What is being asked:
In the listing below, find every line with the string "Orangered" and pull it out.
>> start
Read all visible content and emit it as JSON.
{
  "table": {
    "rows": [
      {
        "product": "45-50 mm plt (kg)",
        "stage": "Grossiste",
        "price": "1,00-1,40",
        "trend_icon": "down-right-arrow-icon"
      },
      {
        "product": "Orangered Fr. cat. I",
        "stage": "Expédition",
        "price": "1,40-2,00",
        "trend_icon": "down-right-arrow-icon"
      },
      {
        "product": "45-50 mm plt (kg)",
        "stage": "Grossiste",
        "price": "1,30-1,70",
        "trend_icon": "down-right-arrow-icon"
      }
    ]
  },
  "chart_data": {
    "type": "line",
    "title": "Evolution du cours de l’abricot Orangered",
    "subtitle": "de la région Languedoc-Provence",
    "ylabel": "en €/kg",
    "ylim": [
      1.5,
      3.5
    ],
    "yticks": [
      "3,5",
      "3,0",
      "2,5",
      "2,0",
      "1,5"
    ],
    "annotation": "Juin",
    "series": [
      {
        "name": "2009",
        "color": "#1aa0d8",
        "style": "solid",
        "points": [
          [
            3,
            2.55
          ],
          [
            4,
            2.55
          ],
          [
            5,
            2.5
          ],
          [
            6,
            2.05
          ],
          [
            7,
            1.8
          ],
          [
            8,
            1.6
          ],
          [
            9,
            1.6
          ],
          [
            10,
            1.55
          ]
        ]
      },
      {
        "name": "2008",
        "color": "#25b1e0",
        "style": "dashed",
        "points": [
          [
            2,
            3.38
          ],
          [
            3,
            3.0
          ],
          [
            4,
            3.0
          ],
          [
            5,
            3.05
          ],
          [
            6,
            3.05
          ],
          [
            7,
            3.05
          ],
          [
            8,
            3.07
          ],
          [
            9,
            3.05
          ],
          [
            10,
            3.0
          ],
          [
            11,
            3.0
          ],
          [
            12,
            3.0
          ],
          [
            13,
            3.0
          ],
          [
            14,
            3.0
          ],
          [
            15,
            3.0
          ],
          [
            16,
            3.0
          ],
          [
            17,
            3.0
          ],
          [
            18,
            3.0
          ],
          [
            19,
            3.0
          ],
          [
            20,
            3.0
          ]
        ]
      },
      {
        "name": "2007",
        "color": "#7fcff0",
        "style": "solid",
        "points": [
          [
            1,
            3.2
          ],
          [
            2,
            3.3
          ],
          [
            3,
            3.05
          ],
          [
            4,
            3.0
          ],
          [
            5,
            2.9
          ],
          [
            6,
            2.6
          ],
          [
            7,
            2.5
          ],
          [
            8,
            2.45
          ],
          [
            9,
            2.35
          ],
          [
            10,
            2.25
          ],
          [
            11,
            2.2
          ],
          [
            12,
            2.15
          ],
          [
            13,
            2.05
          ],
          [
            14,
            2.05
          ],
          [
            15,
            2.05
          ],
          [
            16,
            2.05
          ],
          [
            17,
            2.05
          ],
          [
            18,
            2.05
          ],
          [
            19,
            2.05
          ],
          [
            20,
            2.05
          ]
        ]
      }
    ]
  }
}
>> end
Complete output:
        "product": "Orangered Fr. cat. I",
    "title": "Evolution du cours de l’abricot Orangered",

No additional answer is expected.